- TASK PROMPT -
Could you filter the data below down to the lines that hold the word "Dermal"?

- RECORDED DATA -
------

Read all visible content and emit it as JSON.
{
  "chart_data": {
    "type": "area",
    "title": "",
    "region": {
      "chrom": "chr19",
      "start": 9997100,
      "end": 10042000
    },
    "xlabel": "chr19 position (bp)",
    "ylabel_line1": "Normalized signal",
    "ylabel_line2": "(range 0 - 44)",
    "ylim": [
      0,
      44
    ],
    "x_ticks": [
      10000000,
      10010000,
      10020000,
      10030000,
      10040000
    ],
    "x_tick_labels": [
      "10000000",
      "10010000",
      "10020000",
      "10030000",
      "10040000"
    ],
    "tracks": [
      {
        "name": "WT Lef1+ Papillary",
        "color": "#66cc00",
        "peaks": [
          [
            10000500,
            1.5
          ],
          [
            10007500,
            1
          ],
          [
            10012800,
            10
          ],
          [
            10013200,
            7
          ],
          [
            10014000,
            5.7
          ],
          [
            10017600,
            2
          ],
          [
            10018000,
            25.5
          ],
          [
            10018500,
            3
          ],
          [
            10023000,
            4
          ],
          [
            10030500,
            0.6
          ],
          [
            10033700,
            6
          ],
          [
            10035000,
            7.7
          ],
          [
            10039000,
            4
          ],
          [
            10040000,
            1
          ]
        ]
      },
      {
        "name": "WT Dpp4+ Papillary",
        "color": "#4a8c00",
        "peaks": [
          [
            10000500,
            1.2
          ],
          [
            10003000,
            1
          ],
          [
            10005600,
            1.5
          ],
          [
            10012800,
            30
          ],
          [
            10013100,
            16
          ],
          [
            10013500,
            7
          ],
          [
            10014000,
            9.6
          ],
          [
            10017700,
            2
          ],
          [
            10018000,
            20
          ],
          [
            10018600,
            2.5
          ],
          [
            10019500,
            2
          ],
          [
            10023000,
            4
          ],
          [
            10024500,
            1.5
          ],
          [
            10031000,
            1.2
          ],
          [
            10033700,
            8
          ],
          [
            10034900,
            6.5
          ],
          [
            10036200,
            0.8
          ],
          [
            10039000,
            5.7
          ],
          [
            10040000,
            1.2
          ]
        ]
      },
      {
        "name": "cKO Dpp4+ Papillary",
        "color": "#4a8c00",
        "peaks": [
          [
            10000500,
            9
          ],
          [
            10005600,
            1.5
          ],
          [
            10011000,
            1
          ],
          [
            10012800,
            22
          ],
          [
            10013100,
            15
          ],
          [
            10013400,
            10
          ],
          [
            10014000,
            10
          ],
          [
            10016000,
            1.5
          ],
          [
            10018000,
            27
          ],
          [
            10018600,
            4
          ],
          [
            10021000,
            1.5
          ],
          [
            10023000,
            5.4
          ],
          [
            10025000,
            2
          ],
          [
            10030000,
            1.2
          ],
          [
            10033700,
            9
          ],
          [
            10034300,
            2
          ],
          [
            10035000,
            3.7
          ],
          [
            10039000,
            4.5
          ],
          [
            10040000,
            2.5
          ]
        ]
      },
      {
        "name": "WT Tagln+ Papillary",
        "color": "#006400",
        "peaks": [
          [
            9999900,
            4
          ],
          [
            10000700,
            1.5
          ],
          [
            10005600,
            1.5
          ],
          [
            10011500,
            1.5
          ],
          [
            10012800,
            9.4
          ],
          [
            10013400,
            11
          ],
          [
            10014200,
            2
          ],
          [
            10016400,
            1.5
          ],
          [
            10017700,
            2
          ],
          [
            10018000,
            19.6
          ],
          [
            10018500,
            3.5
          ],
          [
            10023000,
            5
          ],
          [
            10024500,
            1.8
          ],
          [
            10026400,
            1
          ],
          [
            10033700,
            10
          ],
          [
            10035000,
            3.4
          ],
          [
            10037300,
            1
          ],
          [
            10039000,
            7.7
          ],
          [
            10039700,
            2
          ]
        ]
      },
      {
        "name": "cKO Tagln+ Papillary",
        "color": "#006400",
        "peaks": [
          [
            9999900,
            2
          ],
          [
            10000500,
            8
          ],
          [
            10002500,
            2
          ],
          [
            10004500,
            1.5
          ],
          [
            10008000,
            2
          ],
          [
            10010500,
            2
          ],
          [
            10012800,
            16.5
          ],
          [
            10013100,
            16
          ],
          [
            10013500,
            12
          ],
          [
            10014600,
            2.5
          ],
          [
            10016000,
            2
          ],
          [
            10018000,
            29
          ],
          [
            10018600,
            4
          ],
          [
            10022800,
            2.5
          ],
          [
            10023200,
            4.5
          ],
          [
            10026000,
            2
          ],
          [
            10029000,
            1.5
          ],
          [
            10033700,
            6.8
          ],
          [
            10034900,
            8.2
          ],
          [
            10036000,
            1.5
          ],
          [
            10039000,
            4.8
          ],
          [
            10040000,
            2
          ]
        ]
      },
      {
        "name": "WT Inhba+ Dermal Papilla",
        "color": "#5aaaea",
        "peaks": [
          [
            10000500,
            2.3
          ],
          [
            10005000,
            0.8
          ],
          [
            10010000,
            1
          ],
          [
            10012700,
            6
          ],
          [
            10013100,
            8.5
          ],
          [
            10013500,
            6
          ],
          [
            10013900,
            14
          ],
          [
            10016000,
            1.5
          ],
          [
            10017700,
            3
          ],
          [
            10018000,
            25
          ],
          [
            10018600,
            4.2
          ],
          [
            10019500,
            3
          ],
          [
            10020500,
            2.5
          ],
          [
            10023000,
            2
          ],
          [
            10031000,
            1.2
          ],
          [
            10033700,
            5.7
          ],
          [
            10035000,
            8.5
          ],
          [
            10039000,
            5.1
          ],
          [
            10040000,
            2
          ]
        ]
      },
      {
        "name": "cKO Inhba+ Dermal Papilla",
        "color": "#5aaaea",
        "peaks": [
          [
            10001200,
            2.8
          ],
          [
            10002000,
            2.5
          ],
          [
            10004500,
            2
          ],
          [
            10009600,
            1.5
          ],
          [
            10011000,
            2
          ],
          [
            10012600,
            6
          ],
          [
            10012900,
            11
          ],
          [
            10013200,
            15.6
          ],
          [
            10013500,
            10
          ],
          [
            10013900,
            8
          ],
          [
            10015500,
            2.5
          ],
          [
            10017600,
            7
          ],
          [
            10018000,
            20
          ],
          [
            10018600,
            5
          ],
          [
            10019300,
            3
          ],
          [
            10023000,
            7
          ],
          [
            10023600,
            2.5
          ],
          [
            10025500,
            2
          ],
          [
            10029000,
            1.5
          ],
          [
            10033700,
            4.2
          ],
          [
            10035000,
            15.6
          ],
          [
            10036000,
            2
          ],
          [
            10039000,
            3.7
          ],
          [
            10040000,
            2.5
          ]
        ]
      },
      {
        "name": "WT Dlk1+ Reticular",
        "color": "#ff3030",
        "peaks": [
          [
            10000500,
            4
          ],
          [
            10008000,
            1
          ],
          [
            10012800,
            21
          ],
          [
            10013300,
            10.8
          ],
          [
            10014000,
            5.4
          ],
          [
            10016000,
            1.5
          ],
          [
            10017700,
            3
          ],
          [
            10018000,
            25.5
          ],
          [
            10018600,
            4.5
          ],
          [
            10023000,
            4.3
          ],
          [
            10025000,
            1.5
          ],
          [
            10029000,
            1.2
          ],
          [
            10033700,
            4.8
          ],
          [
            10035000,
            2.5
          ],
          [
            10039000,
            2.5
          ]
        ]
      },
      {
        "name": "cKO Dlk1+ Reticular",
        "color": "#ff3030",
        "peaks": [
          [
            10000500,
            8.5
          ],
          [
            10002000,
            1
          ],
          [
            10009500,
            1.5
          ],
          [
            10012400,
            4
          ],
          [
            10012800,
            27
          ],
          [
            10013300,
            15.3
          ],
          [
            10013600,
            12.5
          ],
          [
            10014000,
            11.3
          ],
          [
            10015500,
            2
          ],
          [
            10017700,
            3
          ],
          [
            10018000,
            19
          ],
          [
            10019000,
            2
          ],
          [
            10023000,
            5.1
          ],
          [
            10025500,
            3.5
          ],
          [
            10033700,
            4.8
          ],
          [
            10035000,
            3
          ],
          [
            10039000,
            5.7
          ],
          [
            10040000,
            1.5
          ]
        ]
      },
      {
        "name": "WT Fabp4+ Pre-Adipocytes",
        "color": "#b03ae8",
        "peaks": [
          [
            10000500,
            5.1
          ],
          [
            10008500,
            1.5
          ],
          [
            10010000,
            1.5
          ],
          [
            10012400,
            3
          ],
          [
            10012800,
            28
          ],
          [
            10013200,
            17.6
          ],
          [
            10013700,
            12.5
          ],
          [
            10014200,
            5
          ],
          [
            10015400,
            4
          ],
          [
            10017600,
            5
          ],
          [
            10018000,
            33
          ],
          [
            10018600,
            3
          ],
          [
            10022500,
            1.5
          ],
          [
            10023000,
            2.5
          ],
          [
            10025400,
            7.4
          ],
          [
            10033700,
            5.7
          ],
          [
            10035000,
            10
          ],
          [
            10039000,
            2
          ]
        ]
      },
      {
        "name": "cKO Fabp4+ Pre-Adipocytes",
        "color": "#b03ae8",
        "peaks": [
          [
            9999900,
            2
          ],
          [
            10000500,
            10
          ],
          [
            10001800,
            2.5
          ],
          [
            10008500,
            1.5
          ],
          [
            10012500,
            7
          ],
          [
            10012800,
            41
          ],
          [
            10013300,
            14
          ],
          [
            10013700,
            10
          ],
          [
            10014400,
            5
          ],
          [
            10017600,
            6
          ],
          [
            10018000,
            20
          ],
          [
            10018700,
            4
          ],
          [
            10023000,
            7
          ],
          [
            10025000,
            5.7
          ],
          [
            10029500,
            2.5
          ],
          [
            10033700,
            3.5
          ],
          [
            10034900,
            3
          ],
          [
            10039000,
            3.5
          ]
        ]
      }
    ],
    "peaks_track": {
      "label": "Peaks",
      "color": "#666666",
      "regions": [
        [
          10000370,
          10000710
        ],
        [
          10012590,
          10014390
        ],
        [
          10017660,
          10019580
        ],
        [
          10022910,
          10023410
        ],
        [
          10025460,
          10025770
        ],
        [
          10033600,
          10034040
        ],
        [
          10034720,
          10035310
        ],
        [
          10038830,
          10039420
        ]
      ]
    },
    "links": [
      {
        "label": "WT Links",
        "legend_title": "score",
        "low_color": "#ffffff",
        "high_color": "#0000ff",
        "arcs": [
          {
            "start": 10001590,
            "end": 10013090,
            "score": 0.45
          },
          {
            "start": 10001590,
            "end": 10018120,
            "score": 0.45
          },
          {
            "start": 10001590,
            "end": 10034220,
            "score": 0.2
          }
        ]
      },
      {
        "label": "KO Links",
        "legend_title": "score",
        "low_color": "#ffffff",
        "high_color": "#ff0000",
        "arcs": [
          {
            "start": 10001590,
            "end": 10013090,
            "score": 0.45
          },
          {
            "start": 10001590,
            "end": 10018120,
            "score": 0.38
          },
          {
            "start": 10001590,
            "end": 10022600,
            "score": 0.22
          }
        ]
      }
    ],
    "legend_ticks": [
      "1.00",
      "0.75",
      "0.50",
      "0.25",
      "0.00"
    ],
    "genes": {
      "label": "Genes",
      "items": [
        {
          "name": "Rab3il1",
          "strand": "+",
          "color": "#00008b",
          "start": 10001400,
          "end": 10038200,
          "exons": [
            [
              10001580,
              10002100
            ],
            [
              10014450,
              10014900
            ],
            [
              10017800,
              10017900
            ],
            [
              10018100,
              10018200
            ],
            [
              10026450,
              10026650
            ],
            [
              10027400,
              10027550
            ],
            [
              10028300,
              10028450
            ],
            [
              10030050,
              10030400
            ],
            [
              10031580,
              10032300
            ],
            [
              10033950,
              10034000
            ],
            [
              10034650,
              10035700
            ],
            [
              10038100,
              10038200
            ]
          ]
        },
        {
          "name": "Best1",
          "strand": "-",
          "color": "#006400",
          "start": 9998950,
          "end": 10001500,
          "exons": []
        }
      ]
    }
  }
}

------

- ANSWER BOX -
        "name": "WT Inhba+ Dermal Papilla",
        "name": "cKO Inhba+ Dermal Papilla",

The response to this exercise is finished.